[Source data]
• • • • •
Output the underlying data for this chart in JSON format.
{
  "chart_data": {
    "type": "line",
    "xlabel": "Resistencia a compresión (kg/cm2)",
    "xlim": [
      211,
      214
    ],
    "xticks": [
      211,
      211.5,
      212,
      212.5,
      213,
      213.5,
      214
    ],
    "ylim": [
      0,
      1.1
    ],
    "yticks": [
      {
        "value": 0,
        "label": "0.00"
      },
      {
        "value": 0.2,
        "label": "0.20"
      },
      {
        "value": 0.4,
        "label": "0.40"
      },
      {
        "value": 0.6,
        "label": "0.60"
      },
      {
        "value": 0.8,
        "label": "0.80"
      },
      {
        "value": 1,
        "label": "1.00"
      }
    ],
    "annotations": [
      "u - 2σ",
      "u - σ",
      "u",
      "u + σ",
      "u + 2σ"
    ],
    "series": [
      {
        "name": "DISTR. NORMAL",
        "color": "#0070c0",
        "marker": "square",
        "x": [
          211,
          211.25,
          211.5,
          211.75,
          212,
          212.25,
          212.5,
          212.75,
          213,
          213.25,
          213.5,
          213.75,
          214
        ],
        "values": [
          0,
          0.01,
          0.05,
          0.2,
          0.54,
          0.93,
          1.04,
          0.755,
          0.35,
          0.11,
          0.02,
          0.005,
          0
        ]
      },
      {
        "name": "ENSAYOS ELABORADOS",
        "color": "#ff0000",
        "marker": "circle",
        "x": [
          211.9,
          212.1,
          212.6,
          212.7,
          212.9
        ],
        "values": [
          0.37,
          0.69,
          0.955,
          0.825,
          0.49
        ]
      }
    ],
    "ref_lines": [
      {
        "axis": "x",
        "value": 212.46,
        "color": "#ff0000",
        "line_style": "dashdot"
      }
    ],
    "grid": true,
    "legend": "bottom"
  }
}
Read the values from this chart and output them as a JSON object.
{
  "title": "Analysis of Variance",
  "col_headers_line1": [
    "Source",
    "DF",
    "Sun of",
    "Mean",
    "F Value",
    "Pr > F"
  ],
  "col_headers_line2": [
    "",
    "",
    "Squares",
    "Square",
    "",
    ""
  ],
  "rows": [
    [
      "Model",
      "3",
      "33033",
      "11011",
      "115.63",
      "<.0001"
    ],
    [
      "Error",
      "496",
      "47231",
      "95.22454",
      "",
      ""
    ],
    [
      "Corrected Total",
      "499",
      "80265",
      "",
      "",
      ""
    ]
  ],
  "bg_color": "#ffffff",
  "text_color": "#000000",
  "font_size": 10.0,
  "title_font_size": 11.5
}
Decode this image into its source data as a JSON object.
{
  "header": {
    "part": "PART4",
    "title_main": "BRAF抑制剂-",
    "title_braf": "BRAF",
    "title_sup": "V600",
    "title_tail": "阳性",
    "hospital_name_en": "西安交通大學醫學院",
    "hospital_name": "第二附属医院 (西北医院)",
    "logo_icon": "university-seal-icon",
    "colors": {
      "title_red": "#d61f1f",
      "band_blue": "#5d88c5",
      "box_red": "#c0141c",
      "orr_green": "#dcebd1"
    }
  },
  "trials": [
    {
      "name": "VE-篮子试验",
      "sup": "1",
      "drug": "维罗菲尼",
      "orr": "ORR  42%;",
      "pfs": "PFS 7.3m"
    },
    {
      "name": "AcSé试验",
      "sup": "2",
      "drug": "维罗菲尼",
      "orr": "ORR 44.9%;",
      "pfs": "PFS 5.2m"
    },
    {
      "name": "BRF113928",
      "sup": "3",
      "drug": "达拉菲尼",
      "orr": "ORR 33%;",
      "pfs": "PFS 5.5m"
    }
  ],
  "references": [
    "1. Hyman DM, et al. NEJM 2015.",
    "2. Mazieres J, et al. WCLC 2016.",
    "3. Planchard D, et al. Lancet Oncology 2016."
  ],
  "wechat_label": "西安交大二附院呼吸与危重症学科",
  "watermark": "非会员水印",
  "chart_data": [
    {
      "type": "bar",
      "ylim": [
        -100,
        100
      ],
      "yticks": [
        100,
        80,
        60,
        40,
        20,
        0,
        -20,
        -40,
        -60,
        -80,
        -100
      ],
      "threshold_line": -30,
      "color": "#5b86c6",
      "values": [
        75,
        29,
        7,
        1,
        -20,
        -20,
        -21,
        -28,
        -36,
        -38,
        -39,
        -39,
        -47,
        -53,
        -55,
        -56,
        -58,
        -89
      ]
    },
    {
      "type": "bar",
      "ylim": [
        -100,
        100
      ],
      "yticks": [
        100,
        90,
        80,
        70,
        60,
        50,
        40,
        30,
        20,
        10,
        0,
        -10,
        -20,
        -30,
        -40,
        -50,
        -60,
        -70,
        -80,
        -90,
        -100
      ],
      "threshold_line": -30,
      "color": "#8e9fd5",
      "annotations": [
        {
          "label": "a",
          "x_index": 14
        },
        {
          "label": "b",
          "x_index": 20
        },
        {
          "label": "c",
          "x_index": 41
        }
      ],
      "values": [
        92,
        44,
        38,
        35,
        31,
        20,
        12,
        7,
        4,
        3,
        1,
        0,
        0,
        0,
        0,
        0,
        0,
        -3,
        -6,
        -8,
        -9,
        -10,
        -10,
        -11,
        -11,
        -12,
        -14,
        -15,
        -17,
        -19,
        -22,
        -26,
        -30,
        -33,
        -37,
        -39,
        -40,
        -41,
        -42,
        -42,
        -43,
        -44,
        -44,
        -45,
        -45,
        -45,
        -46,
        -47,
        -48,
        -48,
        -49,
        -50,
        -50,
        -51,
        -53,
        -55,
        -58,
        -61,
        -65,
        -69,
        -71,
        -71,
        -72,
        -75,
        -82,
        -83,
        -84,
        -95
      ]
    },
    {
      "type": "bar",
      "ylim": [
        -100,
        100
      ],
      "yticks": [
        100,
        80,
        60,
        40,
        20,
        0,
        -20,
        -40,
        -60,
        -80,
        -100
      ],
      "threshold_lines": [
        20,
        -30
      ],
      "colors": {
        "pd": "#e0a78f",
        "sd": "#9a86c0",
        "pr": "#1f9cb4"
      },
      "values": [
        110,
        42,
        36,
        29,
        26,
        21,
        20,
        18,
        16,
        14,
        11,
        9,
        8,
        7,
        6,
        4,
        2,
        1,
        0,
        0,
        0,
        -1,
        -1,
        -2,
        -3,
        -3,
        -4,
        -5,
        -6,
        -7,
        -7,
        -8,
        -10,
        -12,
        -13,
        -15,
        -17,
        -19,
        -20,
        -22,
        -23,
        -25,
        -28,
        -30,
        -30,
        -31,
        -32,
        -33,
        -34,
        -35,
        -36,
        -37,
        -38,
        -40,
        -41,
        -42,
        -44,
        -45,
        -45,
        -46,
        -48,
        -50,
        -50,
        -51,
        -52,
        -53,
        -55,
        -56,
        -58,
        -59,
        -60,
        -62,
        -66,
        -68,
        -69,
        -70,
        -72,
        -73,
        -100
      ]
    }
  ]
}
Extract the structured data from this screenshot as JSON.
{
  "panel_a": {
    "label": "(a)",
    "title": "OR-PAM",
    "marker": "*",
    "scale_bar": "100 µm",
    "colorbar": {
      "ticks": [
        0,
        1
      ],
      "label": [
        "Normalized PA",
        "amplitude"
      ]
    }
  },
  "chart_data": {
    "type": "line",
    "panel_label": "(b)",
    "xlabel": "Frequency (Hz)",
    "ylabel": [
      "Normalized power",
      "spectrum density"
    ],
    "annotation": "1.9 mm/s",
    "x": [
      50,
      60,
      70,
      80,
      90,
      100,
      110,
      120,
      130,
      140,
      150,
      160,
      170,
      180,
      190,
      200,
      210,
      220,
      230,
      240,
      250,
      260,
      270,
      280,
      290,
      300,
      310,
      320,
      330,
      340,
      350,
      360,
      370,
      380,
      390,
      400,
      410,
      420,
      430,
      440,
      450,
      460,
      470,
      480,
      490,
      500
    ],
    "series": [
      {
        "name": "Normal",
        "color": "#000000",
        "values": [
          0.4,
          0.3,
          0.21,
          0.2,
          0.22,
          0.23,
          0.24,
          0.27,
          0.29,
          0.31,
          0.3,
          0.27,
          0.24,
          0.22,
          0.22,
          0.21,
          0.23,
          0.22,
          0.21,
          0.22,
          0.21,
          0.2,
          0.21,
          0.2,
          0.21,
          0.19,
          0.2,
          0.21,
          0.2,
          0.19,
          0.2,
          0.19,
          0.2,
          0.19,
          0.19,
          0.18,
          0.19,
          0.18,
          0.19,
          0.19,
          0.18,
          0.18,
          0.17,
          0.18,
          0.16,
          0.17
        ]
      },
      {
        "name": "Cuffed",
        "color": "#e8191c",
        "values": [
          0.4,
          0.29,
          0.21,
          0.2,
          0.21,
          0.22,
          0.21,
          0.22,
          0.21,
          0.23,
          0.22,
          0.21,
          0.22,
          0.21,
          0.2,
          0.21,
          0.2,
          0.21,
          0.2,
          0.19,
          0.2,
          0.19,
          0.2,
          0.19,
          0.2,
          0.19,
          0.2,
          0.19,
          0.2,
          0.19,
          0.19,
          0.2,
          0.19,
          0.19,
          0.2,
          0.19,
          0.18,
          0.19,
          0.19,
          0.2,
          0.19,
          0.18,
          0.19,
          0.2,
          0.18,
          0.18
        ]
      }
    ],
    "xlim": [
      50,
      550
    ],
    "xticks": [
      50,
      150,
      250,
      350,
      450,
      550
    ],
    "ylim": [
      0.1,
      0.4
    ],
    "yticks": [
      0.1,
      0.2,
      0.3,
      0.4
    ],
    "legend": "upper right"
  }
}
• • • • •
TO DO
Within the entries above, work out how many lines contain the word "xlabel". The number alone is the answer.

FINAL RESULT
2